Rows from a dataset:
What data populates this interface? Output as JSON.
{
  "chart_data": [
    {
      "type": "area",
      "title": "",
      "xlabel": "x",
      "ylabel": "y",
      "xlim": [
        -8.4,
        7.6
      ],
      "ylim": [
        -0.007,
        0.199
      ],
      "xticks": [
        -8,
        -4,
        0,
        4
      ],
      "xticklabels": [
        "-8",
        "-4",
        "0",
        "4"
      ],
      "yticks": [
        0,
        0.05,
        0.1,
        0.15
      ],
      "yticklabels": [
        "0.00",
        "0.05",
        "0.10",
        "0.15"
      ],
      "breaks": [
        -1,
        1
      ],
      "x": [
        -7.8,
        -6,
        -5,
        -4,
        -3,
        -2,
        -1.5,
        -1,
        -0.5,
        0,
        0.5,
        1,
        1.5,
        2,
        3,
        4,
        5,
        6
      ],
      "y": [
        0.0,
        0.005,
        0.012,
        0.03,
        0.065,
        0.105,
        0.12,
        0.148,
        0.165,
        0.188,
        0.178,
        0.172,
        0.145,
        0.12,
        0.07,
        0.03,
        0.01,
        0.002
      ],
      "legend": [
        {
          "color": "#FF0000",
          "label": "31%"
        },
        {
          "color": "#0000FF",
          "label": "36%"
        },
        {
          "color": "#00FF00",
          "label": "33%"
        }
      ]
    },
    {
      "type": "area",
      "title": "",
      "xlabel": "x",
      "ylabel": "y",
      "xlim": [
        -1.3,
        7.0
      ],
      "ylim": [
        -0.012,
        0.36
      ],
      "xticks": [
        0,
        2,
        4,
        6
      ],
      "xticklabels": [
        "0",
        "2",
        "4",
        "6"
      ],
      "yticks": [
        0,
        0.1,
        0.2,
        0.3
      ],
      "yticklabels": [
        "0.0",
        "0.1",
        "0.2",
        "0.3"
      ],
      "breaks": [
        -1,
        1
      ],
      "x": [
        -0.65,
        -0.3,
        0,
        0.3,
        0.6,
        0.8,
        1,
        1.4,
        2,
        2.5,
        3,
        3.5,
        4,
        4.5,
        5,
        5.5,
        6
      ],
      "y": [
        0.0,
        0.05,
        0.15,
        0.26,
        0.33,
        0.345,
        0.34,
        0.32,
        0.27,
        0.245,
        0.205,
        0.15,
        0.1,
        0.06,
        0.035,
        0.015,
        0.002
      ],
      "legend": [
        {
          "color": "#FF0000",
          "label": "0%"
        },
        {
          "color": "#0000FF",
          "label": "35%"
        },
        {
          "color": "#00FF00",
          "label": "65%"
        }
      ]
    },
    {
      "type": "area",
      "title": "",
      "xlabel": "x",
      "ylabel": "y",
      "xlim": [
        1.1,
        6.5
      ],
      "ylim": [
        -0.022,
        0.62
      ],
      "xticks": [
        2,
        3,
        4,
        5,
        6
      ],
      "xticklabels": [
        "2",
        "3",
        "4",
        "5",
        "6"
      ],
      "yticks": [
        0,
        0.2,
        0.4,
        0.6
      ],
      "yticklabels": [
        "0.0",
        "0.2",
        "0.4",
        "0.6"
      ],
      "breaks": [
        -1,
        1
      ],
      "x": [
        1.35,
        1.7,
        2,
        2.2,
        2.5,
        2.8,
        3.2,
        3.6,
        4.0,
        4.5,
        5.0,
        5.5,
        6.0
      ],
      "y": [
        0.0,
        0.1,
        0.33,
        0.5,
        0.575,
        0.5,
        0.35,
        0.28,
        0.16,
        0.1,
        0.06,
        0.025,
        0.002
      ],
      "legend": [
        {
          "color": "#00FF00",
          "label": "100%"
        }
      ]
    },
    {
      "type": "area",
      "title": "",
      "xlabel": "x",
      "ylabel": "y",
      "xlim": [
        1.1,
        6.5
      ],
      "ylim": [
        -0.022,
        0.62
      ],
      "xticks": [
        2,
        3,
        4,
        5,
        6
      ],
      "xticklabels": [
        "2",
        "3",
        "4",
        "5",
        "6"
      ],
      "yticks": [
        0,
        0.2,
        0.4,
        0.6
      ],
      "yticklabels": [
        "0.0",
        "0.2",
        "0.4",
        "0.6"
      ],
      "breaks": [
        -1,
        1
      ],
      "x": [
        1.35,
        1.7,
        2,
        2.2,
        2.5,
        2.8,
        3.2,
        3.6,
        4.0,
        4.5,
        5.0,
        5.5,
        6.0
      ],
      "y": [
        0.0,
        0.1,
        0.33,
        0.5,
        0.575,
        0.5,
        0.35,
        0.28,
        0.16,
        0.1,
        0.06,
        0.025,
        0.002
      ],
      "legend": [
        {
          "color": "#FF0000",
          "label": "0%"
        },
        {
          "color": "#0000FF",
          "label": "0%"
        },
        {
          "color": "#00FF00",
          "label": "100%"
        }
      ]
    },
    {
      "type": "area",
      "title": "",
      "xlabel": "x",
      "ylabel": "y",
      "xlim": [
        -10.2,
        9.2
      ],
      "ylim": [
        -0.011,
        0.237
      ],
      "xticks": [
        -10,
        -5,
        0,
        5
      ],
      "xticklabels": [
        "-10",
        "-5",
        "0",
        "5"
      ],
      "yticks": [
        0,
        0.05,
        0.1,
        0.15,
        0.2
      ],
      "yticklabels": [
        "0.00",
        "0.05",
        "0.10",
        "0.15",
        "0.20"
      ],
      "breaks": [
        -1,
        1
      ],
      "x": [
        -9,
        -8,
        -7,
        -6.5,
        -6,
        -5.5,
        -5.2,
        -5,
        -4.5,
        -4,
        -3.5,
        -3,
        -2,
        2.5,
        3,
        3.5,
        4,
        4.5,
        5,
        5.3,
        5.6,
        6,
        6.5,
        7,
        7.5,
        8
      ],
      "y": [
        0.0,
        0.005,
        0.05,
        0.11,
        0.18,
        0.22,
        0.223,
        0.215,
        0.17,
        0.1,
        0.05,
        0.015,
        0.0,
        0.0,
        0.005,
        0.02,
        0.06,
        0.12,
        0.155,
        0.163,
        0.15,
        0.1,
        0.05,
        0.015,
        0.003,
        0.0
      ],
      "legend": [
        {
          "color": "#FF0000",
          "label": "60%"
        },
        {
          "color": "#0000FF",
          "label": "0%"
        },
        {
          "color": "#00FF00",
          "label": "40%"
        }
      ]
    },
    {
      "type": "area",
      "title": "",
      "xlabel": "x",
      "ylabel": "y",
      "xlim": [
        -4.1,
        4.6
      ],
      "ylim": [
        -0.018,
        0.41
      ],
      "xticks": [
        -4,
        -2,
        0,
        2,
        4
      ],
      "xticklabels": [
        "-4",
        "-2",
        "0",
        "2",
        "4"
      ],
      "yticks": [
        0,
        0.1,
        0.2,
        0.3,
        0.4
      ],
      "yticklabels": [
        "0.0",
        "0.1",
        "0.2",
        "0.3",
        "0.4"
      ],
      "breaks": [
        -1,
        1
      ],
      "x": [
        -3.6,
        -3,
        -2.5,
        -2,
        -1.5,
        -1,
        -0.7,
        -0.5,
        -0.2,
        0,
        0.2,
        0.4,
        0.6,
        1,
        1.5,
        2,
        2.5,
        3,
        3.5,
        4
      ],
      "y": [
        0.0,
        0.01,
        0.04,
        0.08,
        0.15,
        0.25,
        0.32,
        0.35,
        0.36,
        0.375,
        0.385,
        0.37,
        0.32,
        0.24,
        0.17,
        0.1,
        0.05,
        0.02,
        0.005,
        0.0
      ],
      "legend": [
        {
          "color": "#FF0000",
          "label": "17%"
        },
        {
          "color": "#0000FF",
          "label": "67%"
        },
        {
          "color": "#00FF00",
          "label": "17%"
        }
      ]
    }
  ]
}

**Task requirements**
Write out every entry again exactly, please, with nothing missing.

**The completed task**
What data populates this interface? Output as JSON.
{
  "chart_data": [
    {
      "type": "area",
      "title": "",
      "xlabel": "x",
      "ylabel": "y",
      "xlim": [
        -8.4,
        7.6
      ],
      "ylim": [
        -0.007,
        0.199
      ],
      "xticks": [
        -8,
        -4,
        0,
        4
      ],
      "xticklabels": [
        "-8",
        "-4",
        "0",
        "4"
      ],
      "yticks": [
        0,
        0.05,
        0.1,
        0.15
      ],
      "yticklabels": [
        "0.00",
        "0.05",
        "0.10",
        "0.15"
      ],
      "breaks": [
        -1,
        1
      ],
      "x": [
        -7.8,
        -6,
        -5,
        -4,
        -3,
        -2,
        -1.5,
        -1,
        -0.5,
        0,
        0.5,
        1,
        1.5,
        2,
        3,
        4,
        5,
        6
      ],
      "y": [
        0.0,
        0.005,
        0.012,
        0.03,
        0.065,
        0.105,
        0.12,
        0.148,
        0.165,
        0.188,
        0.178,
        0.172,
        0.145,
        0.12,
        0.07,
        0.03,
        0.01,
        0.002
      ],
      "legend": [
        {
          "color": "#FF0000",
          "label": "31%"
        },
        {
          "color": "#0000FF",
          "label": "36%"
        },
        {
          "color": "#00FF00",
          "label": "33%"
        }
      ]
    },
    {
      "type": "area",
      "title": "",
      "xlabel": "x",
      "ylabel": "y",
      "xlim": [
        -1.3,
        7.0
      ],
      "ylim": [
        -0.012,
        0.36
      ],
      "xticks": [
        0,
        2,
        4,
        6
      ],
      "xticklabels": [
        "0",
        "2",
        "4",
        "6"
      ],
      "yticks": [
        0,
        0.1,
        0.2,
        0.3
      ],
      "yticklabels": [
        "0.0",
        "0.1",
        "0.2",
        "0.3"
      ],
      "breaks": [
        -1,
        1
      ],
      "x": [
        -0.65,
        -0.3,
        0,
        0.3,
        0.6,
        0.8,
        1,
        1.4,
        2,
        2.5,
        3,
        3.5,
        4,
        4.5,
        5,
        5.5,
        6
      ],
      "y": [
        0.0,
        0.05,
        0.15,
        0.26,
        0.33,
        0.345,
        0.34,
        0.32,
        0.27,
        0.245,
        0.205,
        0.15,
        0.1,
        0.06,
        0.035,
        0.015,
        0.002
      ],
      "legend": [
        {
          "color": "#FF0000",
          "label": "0%"
        },
        {
          "color": "#0000FF",
          "label": "35%"
        },
        {
          "color": "#00FF00",
          "label": "65%"
        }
      ]
    },
    {
      "type": "area",
      "title": "",
      "xlabel": "x",
      "ylabel": "y",
      "xlim": [
        1.1,
        6.5
      ],
      "ylim": [
        -0.022,
        0.62
      ],
      "xticks": [
        2,
        3,
        4,
        5,
        6
      ],
      "xticklabels": [
        "2",
        "3",
        "4",
        "5",
        "6"
      ],
      "yticks": [
        0,
        0.2,
        0.4,
        0.6
      ],
      "yticklabels": [
        "0.0",
        "0.2",
        "0.4",
        "0.6"
      ],
      "breaks": [
        -1,
        1
      ],
      "x": [
        1.35,
        1.7,
        2,
        2.2,
        2.5,
        2.8,
        3.2,
        3.6,
        4.0,
        4.5,
        5.0,
        5.5,
        6.0
      ],
      "y": [
        0.0,
        0.1,
        0.33,
        0.5,
        0.575,
        0.5,
        0.35,
        0.28,
        0.16,
        0.1,
        0.06,
        0.025,
        0.002
      ],
      "legend": [
        {
          "color": "#00FF00",
          "label": "100%"
        }
      ]
    },
    {
      "type": "area",
      "title": "",
      "xlabel": "x",
      "ylabel": "y",
      "xlim": [
        1.1,
        6.5
      ],
      "ylim": [
        -0.022,
        0.62
      ],
      "xticks": [
        2,
        3,
        4,
        5,
        6
      ],
      "xticklabels": [
        "2",
        "3",
        "4",
        "5",
        "6"
      ],
      "yticks": [
        0,
        0.2,
        0.4,
        0.6
      ],
      "yticklabels": [
        "0.0",
        "0.2",
        "0.4",
        "0.6"
      ],
      "breaks": [
        -1,
        1
      ],
      "x": [
        1.35,
        1.7,
        2,
        2.2,
        2.5,
        2.8,
        3.2,
        3.6,
        4.0,
        4.5,
        5.0,
        5.5,
        6.0
      ],
      "y": [
        0.0,
        0.1,
        0.33,
        0.5,
        0.575,
        0.5,
        0.35,
        0.28,
        0.16,
        0.1,
        0.06,
        0.025,
        0.002
      ],
      "legend": [
        {
          "color": "#FF0000",
          "label": "0%"
        },
        {
          "color": "#0000FF",
          "label": "0%"
        },
        {
          "color": "#00FF00",
          "label": "100%"
        }
      ]
    },
    {
      "type": "area",
      "title": "",
      "xlabel": "x",
      "ylabel": "y",
      "xlim": [
        -10.2,
        9.2
      ],
      "ylim": [
        -0.011,
        0.237
      ],
      "xticks": [
        -10,
        -5,
        0,
        5
      ],
      "xticklabels": [
        "-10",
        "-5",
        "0",
        "5"
      ],
      "yticks": [
        0,
        0.05,
        0.1,
        0.15,
        0.2
      ],
      "yticklabels": [
        "0.00",
        "0.05",
        "0.10",
        "0.15",
        "0.20"
      ],
      "breaks": [
        -1,
        1
      ],
      "x": [
        -9,
        -8,
        -7,
        -6.5,
        -6,
        -5.5,
        -5.2,
        -5,
        -4.5,
        -4,
        -3.5,
        -3,
        -2,
        2.5,
        3,
        3.5,
        4,
        4.5,
        5,
        5.3,
        5.6,
        6,
        6.5,
        7,
        7.5,
        8
      ],
      "y": [
        0.0,
        0.005,
        0.05,
        0.11,
        0.18,
        0.22,
        0.223,
        0.215,
        0.17,
        0.1,
        0.05,
        0.015,
        0.0,
        0.0,
        0.005,
        0.02,
        0.06,
        0.12,
        0.155,
        0.163,
        0.15,
        0.1,
        0.05,
        0.015,
        0.003,
        0.0
      ],
      "legend": [
        {
          "color": "#FF0000",
          "label": "60%"
        },
        {
          "color": "#0000FF",
          "label": "0%"
        },
        {
          "color": "#00FF00",
          "label": "40%"
        }
      ]
    },
    {
      "type": "area",
      "title": "",
      "xlabel": "x",
      "ylabel": "y",
      "xlim": [
        -4.1,
        4.6
      ],
      "ylim": [
        -0.018,
        0.41
      ],
      "xticks": [
        -4,
        -2,
        0,
        2,
        4
      ],
      "xticklabels": [
        "-4",
        "-2",
        "0",
        "2",
        "4"
      ],
      "yticks": [
        0,
        0.1,
        0.2,
        0.3,
        0.4
      ],
      "yticklabels": [
        "0.0",
        "0.1",
        "0.2",
        "0.3",
        "0.4"
      ],
      "breaks": [
        -1,
        1
      ],
      "x": [
        -3.6,
        -3,
        -2.5,
        -2,
        -1.5,
        -1,
        -0.7,
        -0.5,
        -0.2,
        0,
        0.2,
        0.4,
        0.6,
        1,
        1.5,
        2,
        2.5,
        3,
        3.5,
        4
      ],
      "y": [
        0.0,
        0.01,
        0.04,
        0.08,
        0.15,
        0.25,
        0.32,
        0.35,
        0.36,
        0.375,
        0.385,
        0.37,
        0.32,
        0.24,
        0.17,
        0.1,
        0.05,
        0.02,
        0.005,
        0.0
      ],
      "legend": [
        {
          "color": "#FF0000",
          "label": "17%"
        },
        {
          "color": "#0000FF",
          "label": "67%"
        },
        {
          "color": "#00FF00",
          "label": "17%"
        }
      ]
    }
  ]
}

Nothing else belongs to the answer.